STORED ROWS>

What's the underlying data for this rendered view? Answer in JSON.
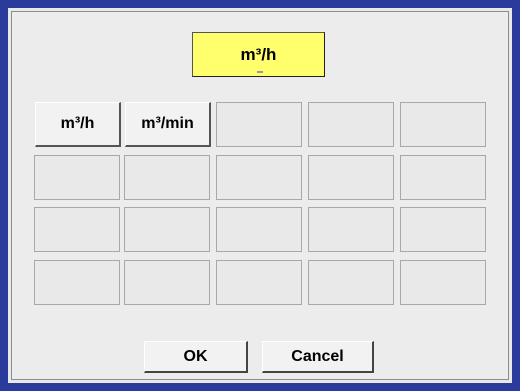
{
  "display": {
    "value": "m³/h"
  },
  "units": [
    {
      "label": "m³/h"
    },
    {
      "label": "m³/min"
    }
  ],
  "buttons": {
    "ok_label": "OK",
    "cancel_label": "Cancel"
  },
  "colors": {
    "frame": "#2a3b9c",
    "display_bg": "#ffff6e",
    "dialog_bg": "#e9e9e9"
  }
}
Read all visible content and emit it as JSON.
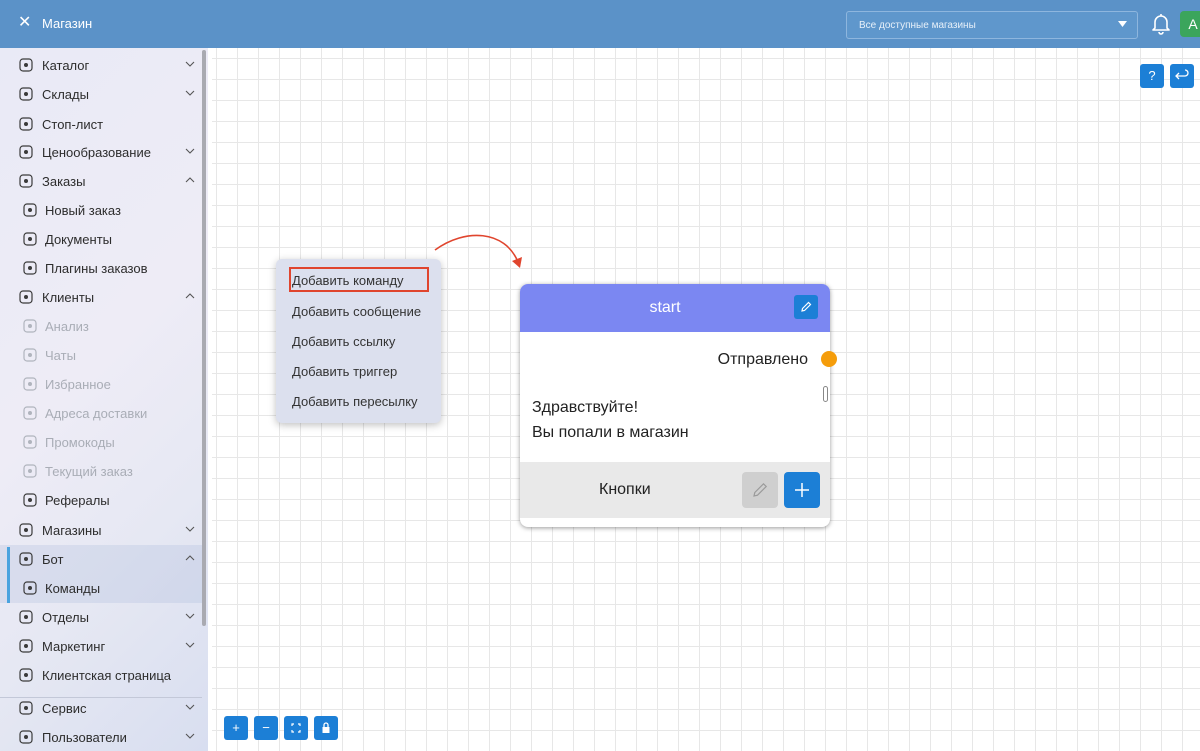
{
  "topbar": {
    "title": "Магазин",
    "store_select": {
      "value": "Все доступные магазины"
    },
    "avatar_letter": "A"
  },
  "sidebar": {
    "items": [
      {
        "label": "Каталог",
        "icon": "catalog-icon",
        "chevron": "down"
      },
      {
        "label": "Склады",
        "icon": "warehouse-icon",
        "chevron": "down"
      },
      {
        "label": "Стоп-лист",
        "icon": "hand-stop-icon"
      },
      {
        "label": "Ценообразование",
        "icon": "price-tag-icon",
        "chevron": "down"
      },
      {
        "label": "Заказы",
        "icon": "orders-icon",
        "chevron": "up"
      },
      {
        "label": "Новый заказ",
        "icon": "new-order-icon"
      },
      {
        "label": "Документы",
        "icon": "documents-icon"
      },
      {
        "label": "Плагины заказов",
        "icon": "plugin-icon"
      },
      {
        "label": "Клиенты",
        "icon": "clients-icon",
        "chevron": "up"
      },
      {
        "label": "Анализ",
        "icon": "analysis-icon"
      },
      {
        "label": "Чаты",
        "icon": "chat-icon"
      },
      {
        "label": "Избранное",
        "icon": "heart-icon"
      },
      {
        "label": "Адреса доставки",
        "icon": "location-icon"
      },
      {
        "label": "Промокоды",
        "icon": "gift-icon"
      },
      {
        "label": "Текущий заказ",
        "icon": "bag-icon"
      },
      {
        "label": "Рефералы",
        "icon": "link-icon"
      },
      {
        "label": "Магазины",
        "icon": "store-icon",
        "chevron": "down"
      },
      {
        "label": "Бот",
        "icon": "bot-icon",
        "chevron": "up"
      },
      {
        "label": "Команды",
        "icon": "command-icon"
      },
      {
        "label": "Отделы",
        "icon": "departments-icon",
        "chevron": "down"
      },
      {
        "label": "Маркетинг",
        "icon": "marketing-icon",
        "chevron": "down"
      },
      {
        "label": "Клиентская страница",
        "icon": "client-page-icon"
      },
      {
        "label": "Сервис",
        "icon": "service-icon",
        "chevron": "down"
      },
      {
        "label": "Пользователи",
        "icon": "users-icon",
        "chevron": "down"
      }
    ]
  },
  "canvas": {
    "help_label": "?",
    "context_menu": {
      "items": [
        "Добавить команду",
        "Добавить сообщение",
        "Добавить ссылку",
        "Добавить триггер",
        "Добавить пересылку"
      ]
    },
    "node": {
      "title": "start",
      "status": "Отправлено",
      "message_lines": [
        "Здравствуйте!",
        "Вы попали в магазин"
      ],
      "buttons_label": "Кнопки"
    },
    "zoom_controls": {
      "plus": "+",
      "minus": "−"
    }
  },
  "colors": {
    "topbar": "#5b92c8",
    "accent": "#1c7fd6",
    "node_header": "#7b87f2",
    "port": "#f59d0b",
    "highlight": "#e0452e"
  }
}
...
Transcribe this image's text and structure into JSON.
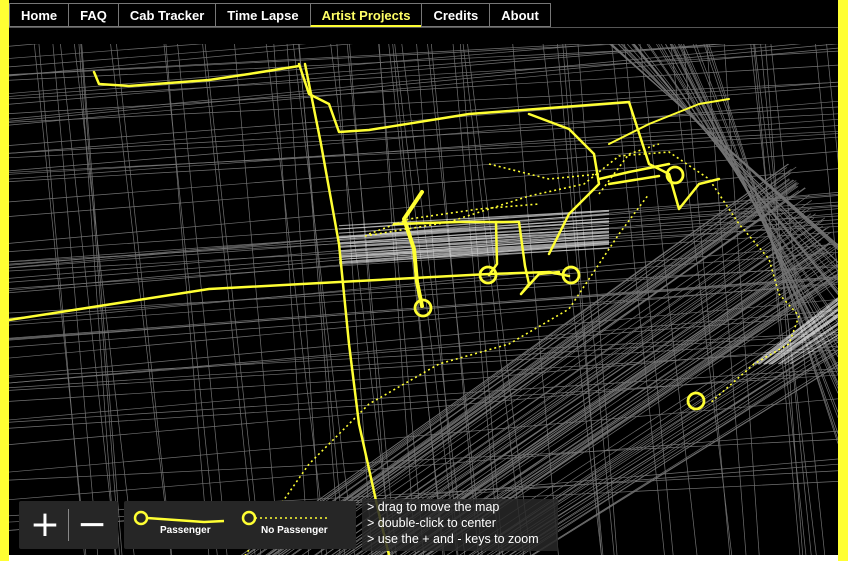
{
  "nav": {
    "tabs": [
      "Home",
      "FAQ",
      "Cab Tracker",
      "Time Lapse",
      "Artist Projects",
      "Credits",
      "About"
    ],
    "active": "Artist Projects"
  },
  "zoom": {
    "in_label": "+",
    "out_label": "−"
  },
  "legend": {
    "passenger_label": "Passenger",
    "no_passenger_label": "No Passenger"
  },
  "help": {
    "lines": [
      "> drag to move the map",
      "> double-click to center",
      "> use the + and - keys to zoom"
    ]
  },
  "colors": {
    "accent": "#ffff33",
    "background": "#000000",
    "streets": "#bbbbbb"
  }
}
---
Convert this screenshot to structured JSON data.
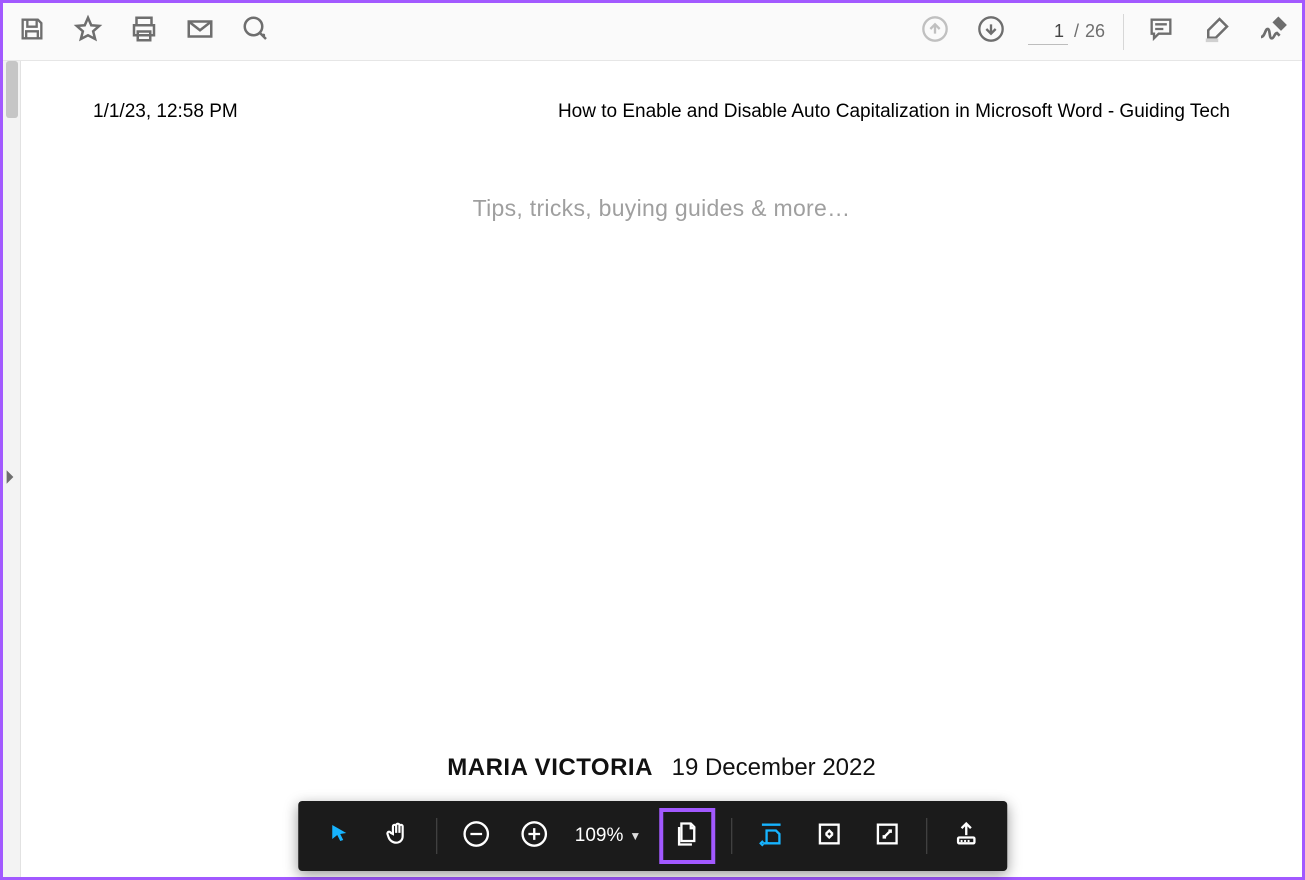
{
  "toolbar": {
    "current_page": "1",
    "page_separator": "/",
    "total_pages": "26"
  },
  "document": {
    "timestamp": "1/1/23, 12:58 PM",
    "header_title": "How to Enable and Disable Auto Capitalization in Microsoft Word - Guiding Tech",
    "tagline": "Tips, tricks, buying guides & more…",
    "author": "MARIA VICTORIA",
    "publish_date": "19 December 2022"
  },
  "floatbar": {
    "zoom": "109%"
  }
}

WHAT IS REQUIRED>
Which lines of the material contain the string "data"? List each of them.

RIGHT ANSWER>
What's the underlying data for this rendered view? Answer in JSON.
Convert this screenshot to structured JSON data.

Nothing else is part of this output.